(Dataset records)
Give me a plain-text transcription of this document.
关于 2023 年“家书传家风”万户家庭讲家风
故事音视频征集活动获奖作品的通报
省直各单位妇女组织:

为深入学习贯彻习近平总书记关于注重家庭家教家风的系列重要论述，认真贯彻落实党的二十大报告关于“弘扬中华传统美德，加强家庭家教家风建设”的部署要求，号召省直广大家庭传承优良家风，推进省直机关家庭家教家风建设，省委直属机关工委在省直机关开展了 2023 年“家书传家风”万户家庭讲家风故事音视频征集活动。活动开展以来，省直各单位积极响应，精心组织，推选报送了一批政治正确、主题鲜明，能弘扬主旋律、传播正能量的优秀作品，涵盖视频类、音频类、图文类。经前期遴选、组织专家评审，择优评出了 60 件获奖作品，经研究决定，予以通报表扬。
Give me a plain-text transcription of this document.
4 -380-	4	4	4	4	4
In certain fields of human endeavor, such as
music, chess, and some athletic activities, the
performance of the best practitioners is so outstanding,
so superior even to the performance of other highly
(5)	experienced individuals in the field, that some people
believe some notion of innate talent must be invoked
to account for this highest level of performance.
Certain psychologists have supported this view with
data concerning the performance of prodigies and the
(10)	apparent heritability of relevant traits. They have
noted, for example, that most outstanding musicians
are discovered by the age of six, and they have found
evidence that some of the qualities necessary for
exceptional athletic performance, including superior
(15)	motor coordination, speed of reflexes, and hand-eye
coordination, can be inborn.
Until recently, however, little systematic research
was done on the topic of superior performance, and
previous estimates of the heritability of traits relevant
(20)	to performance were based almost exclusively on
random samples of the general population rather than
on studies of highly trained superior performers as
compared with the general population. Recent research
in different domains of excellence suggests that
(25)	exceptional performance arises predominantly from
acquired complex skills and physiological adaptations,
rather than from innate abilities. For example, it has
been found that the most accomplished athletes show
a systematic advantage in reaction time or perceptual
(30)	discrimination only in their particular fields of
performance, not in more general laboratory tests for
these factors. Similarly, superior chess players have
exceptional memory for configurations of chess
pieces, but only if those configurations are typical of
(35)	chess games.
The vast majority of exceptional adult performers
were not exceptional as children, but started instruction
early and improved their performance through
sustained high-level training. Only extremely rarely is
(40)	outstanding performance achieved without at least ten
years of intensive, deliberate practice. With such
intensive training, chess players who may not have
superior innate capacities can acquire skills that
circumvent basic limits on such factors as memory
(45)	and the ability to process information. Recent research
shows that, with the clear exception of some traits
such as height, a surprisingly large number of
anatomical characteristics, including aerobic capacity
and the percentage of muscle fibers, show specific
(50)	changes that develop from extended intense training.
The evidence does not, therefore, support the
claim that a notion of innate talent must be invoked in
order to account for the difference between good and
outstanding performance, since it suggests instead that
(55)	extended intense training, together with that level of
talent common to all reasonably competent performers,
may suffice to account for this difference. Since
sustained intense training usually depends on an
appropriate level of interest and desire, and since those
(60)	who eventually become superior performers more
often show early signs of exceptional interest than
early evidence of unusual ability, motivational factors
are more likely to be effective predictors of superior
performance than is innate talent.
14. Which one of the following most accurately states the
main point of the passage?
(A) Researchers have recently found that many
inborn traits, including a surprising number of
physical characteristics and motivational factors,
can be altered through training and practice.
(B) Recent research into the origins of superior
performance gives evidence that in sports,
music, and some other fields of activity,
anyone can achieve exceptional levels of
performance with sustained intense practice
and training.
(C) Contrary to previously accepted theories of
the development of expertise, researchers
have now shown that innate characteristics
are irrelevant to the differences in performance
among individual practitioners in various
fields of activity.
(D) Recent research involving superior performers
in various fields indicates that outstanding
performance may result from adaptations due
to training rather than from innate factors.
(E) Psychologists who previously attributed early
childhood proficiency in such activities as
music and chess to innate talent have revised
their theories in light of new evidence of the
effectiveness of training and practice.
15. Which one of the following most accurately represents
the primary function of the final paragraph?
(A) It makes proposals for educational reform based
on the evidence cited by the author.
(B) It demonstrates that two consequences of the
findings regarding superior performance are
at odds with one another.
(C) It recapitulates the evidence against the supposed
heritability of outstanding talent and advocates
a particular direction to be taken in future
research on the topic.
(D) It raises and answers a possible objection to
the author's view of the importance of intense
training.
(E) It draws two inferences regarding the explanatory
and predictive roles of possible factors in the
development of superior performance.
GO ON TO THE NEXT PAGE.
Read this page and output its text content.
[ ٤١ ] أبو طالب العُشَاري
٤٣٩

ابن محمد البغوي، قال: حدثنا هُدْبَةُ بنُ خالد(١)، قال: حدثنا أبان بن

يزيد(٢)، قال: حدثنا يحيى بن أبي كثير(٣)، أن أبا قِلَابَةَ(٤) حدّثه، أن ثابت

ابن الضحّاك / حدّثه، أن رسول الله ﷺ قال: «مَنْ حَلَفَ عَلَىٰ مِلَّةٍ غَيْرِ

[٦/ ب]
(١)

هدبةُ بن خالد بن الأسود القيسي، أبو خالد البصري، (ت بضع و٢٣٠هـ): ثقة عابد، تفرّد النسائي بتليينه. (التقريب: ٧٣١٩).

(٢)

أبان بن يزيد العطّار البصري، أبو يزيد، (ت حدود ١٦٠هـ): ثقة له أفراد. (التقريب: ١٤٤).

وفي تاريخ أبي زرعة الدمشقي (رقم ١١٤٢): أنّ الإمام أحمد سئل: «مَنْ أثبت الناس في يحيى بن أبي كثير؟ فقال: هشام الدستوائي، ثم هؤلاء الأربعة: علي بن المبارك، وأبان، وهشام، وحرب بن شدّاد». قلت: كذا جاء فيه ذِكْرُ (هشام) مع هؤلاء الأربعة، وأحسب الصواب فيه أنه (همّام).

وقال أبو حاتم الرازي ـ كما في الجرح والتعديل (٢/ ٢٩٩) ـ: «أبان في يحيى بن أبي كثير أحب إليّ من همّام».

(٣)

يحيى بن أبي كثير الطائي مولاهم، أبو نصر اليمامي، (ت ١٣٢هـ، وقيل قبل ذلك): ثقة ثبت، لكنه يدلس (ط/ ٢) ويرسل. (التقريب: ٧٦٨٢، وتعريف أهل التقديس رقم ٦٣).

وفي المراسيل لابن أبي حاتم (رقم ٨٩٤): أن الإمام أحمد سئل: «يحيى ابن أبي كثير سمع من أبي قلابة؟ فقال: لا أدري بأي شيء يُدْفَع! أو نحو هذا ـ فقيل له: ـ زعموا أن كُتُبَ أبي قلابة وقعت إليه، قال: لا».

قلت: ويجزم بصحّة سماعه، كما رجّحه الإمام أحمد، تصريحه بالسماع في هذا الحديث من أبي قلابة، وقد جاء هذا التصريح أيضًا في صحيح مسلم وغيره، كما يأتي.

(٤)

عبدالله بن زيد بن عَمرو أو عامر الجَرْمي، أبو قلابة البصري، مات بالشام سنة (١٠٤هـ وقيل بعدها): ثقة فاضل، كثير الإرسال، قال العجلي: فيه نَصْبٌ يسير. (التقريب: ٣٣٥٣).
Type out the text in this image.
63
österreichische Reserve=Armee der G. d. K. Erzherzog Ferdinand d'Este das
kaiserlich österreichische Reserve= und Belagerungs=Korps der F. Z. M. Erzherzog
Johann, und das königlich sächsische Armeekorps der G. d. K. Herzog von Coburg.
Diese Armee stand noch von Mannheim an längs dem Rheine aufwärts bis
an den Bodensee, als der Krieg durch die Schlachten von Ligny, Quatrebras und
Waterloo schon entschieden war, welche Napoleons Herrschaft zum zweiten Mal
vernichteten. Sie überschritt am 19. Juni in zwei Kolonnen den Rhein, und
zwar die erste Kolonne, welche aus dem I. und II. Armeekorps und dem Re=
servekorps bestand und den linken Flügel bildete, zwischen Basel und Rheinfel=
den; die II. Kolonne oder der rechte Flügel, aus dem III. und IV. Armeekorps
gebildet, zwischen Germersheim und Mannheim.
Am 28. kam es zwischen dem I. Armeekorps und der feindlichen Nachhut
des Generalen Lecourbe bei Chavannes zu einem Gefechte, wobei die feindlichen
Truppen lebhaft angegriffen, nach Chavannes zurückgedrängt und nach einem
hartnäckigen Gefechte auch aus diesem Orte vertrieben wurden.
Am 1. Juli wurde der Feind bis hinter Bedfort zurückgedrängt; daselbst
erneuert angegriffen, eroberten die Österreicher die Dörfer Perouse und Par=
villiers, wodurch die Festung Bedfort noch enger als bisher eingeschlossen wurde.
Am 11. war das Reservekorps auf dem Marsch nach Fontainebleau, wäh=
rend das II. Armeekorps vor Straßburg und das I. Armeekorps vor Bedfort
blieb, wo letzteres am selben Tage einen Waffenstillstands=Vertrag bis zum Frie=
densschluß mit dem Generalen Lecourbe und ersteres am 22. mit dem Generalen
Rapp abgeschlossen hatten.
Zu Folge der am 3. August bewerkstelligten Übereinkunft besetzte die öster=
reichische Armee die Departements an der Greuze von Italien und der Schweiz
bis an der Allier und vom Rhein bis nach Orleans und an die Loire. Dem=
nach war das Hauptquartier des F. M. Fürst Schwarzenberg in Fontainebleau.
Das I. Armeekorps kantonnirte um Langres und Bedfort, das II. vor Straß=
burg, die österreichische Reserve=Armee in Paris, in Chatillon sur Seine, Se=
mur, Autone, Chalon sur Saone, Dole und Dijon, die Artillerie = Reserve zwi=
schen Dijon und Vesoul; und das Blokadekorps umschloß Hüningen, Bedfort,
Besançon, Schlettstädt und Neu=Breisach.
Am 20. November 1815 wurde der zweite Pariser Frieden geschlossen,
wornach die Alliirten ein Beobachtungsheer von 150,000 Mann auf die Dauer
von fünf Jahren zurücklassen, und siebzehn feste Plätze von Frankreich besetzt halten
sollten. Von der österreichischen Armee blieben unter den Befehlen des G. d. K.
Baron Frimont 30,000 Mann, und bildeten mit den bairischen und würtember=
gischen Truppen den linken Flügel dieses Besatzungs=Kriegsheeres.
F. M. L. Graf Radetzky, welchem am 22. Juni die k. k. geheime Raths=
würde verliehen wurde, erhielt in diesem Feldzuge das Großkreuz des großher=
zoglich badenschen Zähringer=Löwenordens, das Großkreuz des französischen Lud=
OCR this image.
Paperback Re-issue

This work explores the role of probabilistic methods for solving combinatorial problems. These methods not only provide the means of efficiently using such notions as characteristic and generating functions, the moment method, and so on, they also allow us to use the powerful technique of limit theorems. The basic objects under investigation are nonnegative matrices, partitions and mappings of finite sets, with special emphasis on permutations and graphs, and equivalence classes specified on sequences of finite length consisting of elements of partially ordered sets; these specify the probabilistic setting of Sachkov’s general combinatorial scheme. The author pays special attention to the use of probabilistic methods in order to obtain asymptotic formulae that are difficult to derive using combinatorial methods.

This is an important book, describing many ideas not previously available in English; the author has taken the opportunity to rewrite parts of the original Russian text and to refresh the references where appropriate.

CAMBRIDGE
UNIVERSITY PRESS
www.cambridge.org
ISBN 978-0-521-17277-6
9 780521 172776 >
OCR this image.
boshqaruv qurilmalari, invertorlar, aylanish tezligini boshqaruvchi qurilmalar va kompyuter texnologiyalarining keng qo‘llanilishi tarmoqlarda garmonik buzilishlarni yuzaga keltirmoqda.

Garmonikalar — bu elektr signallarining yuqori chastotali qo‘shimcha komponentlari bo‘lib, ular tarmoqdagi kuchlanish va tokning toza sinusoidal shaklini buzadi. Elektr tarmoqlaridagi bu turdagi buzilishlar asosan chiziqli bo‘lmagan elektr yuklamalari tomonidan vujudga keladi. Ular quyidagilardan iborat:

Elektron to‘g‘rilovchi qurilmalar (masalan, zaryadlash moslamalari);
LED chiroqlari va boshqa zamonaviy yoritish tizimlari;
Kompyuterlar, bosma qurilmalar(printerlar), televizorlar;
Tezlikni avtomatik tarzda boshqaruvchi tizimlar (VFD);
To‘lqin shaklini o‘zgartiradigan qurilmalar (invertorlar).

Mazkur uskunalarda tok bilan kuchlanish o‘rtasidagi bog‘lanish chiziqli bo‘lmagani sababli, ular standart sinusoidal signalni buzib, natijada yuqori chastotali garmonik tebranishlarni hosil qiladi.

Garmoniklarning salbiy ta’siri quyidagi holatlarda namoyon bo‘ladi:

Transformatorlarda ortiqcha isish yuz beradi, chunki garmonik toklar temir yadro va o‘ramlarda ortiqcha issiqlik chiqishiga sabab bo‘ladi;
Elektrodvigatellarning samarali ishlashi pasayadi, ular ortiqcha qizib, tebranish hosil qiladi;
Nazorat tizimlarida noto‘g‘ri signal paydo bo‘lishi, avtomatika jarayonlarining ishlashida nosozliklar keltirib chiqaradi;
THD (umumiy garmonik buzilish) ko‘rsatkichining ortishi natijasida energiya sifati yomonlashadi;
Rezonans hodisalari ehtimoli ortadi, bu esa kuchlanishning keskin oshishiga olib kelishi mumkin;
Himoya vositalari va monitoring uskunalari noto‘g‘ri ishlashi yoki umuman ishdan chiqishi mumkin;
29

* [Problem requirements]: Identify and copy all lines with the word "have".

* [Solution for this task]:
Certain psychologists have supported this view with
(10)	apparent heritability of relevant traits. They have
are discovered by the age of six, and they have found
these factors. Similarly, superior chess players have
intensive training, chess players who may not have
(A) Researchers have recently found that many
have now shown that innate characteristics
music and chess to innate talent have revised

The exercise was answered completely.